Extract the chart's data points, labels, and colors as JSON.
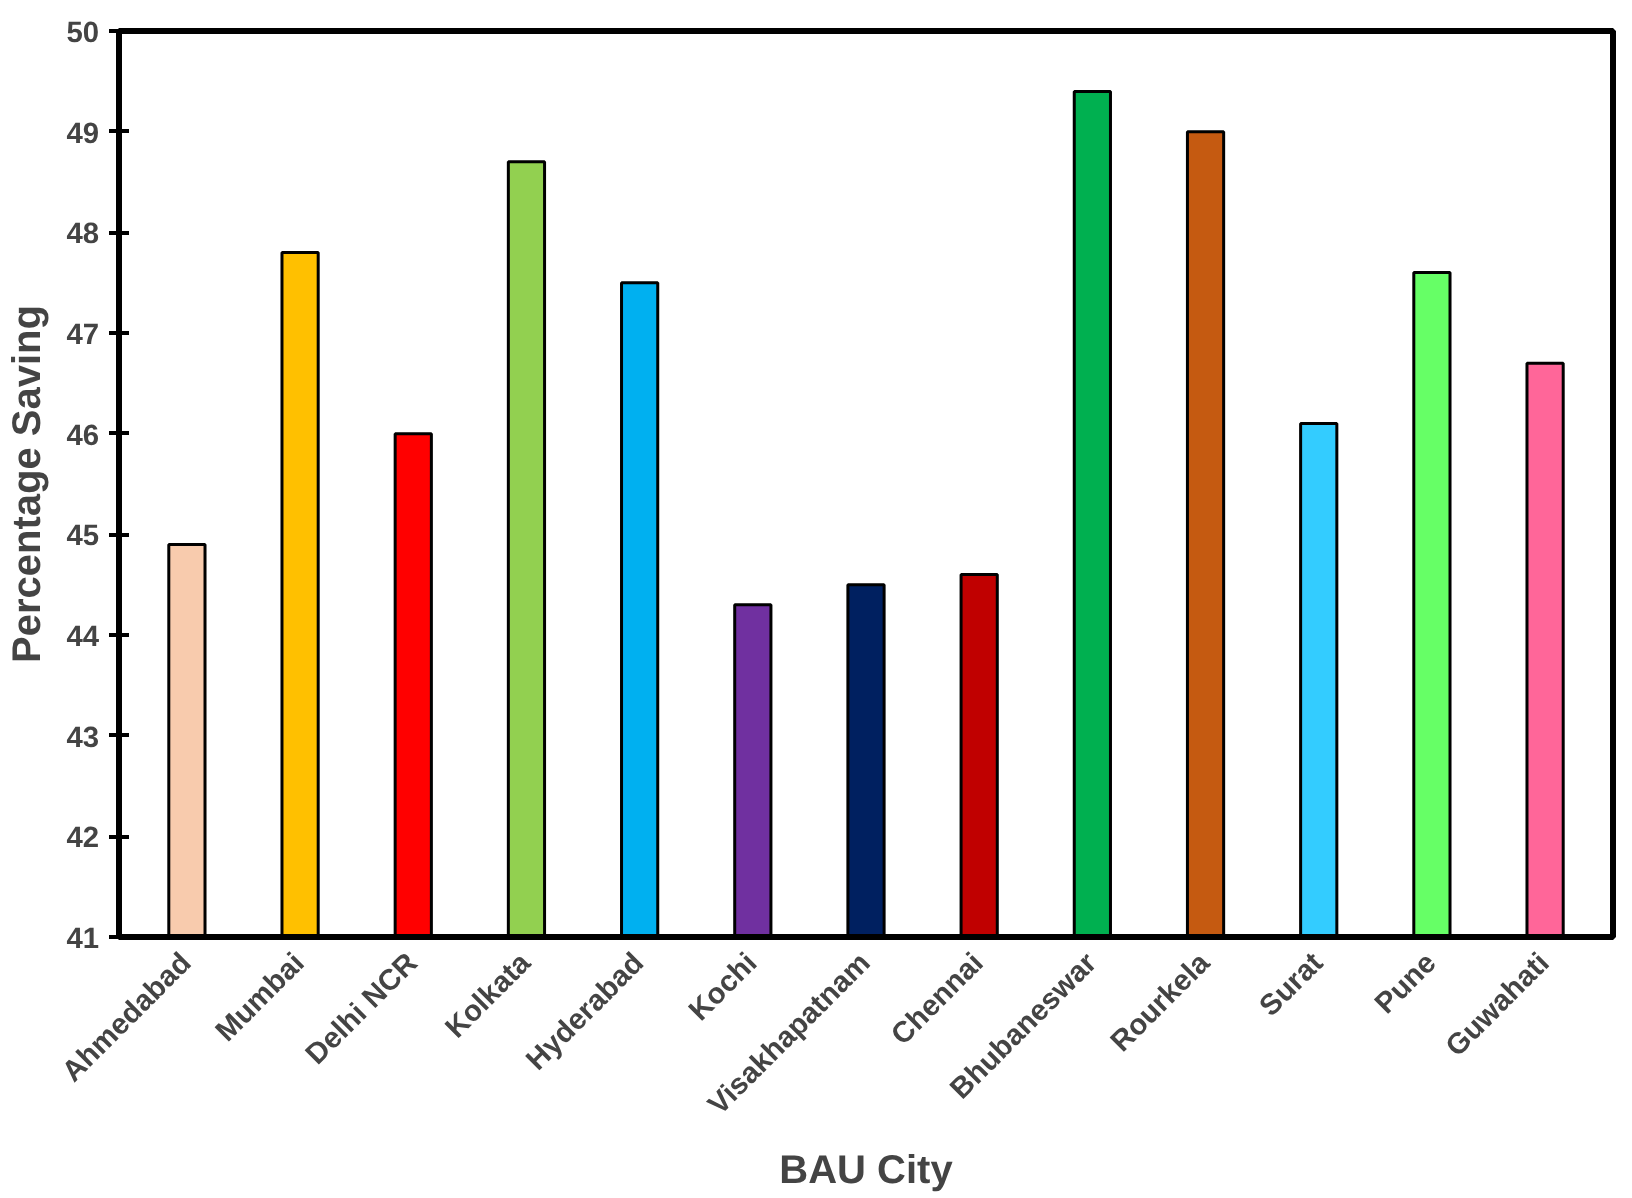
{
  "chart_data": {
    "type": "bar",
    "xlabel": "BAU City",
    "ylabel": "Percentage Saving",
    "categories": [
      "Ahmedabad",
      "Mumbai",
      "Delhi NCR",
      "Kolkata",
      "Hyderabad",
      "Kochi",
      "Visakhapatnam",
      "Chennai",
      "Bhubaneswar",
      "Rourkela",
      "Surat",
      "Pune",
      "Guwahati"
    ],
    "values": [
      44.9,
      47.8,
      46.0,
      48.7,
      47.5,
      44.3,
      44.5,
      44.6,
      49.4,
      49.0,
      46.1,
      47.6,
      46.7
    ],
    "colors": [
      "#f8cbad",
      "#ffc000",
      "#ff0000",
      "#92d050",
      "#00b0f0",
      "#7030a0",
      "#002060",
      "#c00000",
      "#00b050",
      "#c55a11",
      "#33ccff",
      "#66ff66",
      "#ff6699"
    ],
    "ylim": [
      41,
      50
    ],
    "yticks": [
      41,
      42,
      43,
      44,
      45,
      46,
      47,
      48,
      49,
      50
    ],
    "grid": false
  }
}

▸ **SHORT PROBLEM**:
Omitting all images, print the listing exactly.

▸ **RESULT**:
Extract the chart's data points, labels, and colors as JSON.
{
  "chart_data": {
    "type": "bar",
    "xlabel": "BAU City",
    "ylabel": "Percentage Saving",
    "categories": [
      "Ahmedabad",
      "Mumbai",
      "Delhi NCR",
      "Kolkata",
      "Hyderabad",
      "Kochi",
      "Visakhapatnam",
      "Chennai",
      "Bhubaneswar",
      "Rourkela",
      "Surat",
      "Pune",
      "Guwahati"
    ],
    "values": [
      44.9,
      47.8,
      46.0,
      48.7,
      47.5,
      44.3,
      44.5,
      44.6,
      49.4,
      49.0,
      46.1,
      47.6,
      46.7
    ],
    "colors": [
      "#f8cbad",
      "#ffc000",
      "#ff0000",
      "#92d050",
      "#00b0f0",
      "#7030a0",
      "#002060",
      "#c00000",
      "#00b050",
      "#c55a11",
      "#33ccff",
      "#66ff66",
      "#ff6699"
    ],
    "ylim": [
      41,
      50
    ],
    "yticks": [
      41,
      42,
      43,
      44,
      45,
      46,
      47,
      48,
      49,
      50
    ],
    "grid": false
  }
}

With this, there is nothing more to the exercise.